» **EXERCISE REQUIREMENTS**
Return the lines exactly, starting at the line containing "give me the" and ending at the line containing "- x-tick-label: 200: [292, 501, 315, 516]", both included. Leave out the pictures.

» **RECORDS FOR PROCESSING**
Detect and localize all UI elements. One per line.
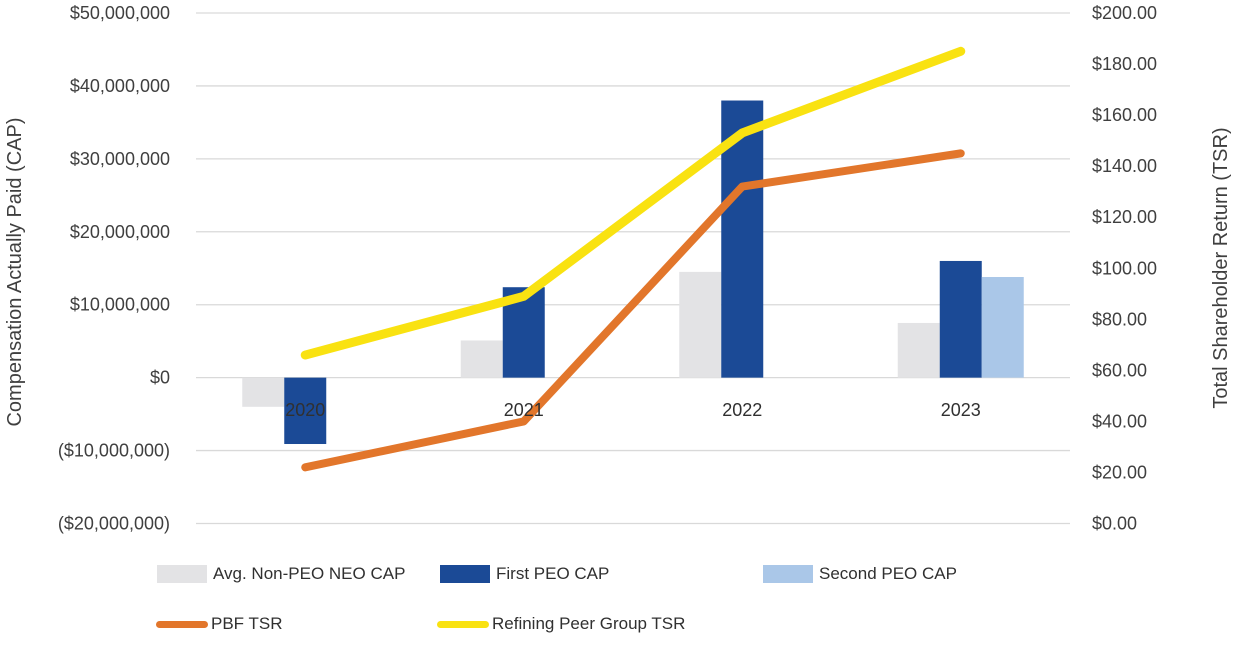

---

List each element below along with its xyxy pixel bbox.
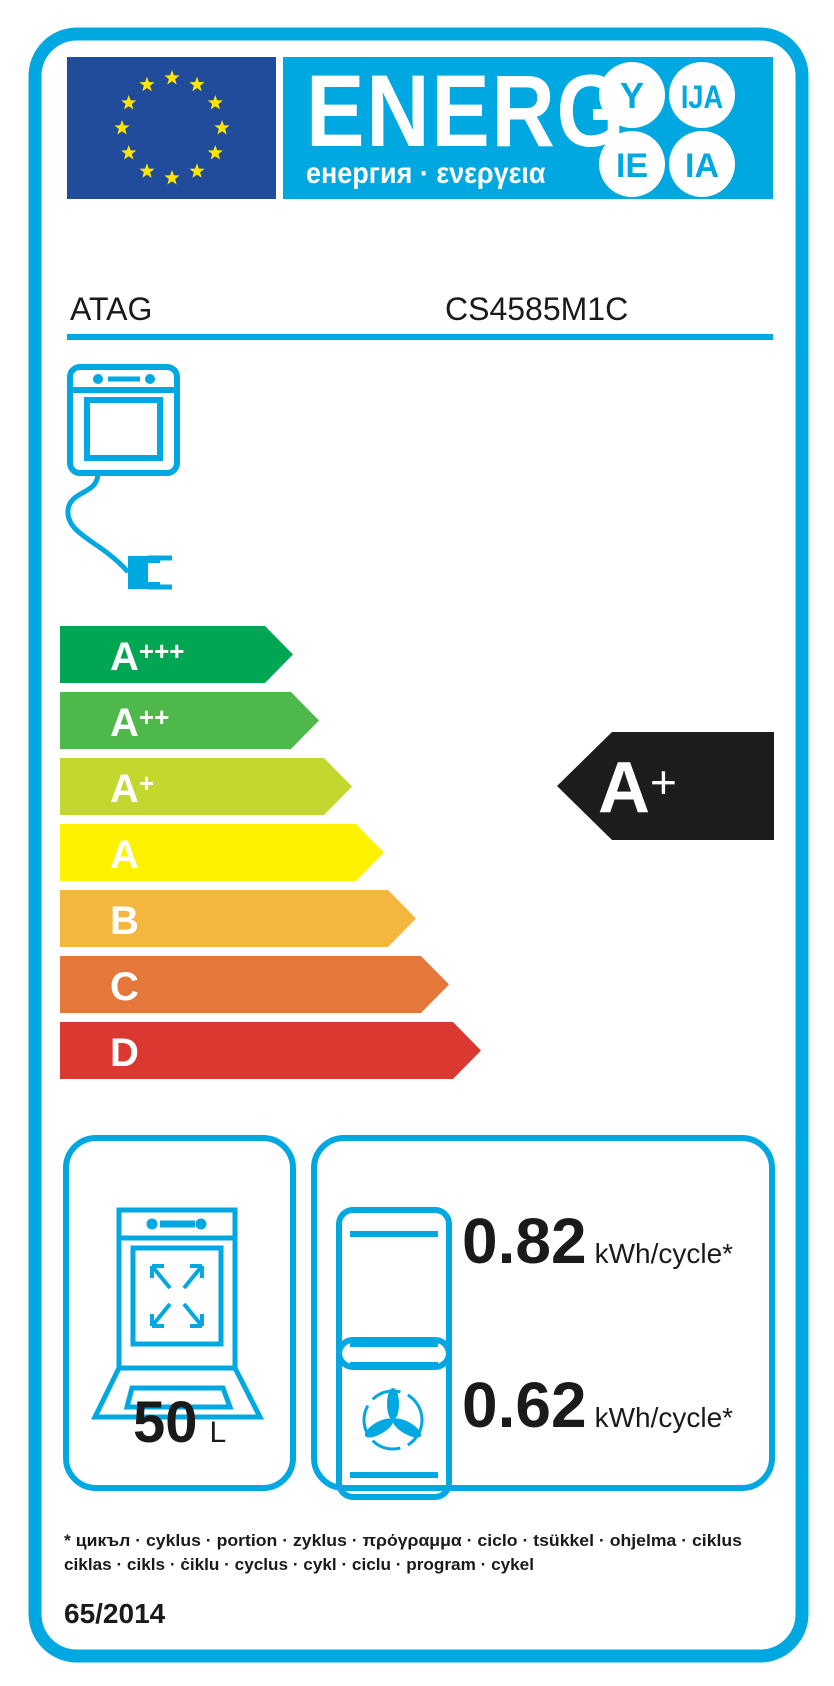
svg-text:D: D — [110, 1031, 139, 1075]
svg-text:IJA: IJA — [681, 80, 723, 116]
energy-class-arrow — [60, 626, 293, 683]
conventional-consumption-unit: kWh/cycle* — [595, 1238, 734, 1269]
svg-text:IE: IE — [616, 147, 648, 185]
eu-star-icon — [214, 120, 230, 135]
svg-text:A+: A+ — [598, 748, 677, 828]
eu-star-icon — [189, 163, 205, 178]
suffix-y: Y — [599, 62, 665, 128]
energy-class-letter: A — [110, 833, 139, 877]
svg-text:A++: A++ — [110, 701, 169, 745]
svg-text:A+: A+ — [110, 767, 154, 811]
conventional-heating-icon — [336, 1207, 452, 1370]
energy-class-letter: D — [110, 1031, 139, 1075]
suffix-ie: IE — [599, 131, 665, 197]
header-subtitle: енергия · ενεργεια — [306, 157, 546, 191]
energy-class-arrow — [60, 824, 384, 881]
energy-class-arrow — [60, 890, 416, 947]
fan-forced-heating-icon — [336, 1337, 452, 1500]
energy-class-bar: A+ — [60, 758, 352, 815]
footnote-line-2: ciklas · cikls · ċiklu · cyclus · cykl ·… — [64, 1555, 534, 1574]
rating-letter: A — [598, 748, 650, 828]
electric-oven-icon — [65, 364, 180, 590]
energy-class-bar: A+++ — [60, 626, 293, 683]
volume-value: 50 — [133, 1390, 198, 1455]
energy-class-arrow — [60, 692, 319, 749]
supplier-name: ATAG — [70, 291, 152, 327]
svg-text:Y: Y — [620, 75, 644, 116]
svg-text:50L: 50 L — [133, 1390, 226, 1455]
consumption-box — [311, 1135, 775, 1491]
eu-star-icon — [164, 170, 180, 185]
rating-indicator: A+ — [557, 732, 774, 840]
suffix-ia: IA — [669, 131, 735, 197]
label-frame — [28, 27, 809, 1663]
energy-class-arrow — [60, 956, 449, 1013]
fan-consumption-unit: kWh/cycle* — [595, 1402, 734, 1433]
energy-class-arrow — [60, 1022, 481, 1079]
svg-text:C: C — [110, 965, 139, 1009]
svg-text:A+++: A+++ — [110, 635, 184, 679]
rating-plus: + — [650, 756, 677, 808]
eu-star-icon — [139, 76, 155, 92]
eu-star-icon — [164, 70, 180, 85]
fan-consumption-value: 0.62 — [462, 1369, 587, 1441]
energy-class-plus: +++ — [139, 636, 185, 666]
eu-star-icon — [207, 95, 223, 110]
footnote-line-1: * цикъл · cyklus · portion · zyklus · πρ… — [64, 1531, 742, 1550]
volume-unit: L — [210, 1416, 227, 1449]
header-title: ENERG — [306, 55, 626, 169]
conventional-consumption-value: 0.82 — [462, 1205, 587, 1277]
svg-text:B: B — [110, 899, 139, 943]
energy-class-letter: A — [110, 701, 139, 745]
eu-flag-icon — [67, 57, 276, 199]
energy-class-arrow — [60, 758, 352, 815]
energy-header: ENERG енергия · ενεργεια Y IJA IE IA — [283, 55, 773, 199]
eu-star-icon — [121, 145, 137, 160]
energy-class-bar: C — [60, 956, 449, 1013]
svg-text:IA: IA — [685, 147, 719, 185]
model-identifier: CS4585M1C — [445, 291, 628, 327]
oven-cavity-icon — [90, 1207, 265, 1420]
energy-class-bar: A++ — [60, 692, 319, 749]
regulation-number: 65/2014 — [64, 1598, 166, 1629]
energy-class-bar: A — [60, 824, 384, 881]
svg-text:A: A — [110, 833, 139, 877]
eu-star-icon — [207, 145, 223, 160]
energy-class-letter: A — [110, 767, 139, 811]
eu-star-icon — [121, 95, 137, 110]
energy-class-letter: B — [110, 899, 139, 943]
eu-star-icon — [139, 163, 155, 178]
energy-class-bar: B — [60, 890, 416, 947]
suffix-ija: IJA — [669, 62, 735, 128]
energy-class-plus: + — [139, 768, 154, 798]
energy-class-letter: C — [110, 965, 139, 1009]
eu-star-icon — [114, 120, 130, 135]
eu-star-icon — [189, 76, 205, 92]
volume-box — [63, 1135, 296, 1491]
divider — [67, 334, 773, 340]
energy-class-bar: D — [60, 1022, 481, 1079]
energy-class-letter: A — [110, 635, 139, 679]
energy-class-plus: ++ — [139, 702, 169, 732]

---

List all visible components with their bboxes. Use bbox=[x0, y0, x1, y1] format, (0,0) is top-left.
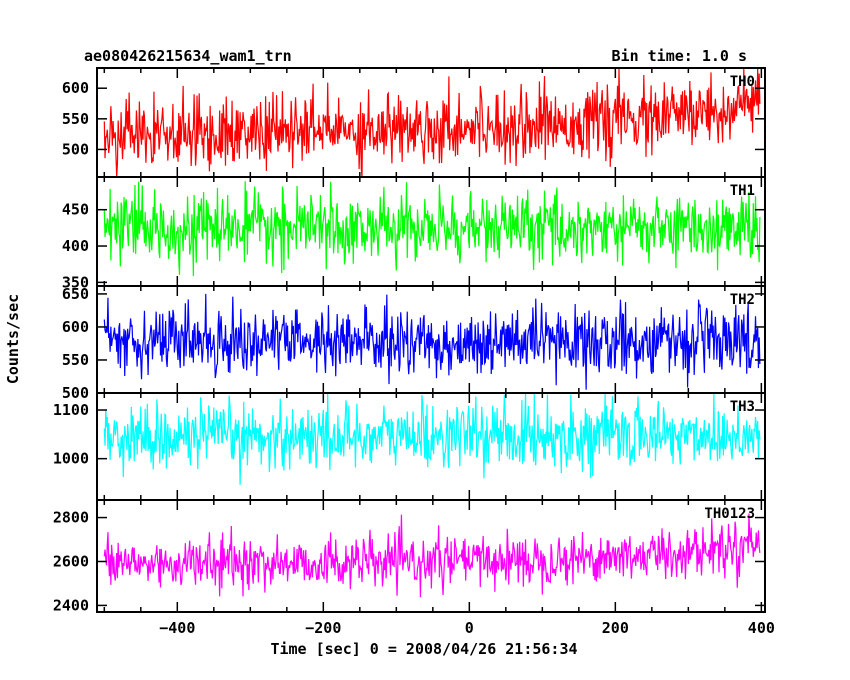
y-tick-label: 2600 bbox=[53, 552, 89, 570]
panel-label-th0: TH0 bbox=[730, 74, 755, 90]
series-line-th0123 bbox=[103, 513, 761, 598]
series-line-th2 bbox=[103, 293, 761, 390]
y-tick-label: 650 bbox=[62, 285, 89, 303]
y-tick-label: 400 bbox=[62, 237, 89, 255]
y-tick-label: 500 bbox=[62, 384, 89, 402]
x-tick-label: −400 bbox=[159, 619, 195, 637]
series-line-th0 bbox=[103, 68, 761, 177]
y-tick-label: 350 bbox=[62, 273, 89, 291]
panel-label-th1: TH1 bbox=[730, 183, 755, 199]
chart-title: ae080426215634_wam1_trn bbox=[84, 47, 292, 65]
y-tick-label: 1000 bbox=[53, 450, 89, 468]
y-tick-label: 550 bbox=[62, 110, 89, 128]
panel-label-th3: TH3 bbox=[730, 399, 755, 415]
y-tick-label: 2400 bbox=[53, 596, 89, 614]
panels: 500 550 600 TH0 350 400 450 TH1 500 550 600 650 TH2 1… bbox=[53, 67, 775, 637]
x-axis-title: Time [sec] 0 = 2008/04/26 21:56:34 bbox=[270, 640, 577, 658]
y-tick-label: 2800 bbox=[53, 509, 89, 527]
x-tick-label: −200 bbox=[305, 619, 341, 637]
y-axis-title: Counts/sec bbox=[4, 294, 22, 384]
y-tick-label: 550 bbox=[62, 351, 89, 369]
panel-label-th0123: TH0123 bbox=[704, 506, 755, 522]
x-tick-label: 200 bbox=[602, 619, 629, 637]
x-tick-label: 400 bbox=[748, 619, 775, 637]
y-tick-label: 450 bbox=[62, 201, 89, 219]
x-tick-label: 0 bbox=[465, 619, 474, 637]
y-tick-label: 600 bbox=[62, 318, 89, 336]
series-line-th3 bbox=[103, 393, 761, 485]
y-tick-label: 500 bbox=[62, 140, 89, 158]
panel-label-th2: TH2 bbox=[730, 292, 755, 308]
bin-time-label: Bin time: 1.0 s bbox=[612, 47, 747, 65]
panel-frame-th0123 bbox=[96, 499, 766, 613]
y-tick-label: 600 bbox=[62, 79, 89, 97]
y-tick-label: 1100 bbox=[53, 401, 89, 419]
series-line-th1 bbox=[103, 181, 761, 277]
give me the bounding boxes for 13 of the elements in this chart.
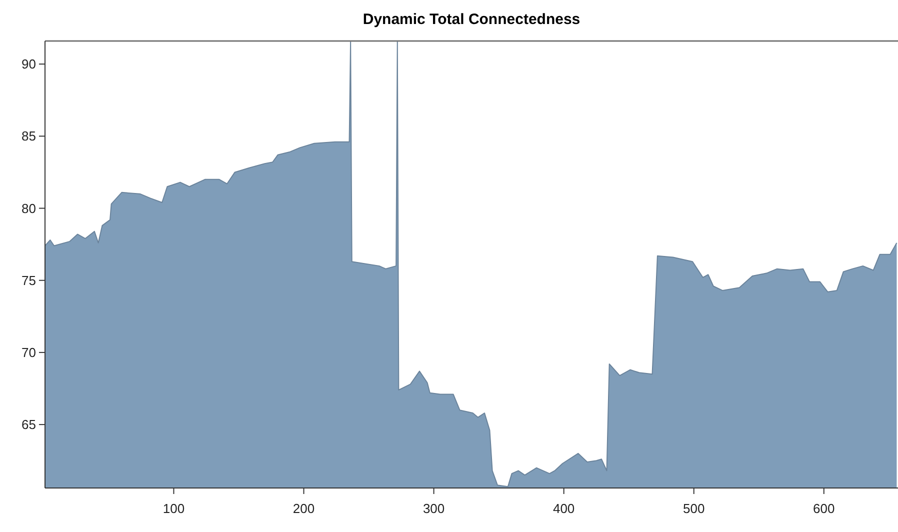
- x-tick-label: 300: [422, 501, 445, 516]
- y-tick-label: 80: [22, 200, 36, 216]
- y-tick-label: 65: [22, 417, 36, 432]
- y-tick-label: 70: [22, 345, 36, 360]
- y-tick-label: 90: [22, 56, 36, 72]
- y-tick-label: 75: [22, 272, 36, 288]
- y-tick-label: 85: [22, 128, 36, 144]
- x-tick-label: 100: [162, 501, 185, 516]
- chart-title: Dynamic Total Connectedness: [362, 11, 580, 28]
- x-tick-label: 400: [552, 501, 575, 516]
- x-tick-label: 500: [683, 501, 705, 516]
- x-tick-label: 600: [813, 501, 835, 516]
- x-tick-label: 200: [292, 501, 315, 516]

» **EXERCISE RESULT**
give me the bounding boxes for 13 of the elements in this chart.
- x-tick-label: 300: [422, 501, 445, 516]
- y-tick-label: 80: [22, 200, 36, 216]
- y-tick-label: 65: [22, 417, 36, 432]
- y-tick-label: 70: [22, 345, 36, 360]
- y-tick-label: 90: [22, 56, 36, 72]
- y-tick-label: 75: [22, 272, 36, 288]
- y-tick-label: 85: [22, 128, 36, 144]
- x-tick-label: 100: [162, 501, 185, 516]
- chart-title: Dynamic Total Connectedness: [362, 11, 580, 28]
- x-tick-label: 400: [552, 501, 575, 516]
- x-tick-label: 500: [683, 501, 705, 516]
- x-tick-label: 600: [813, 501, 835, 516]
- x-tick-label: 200: [292, 501, 315, 516]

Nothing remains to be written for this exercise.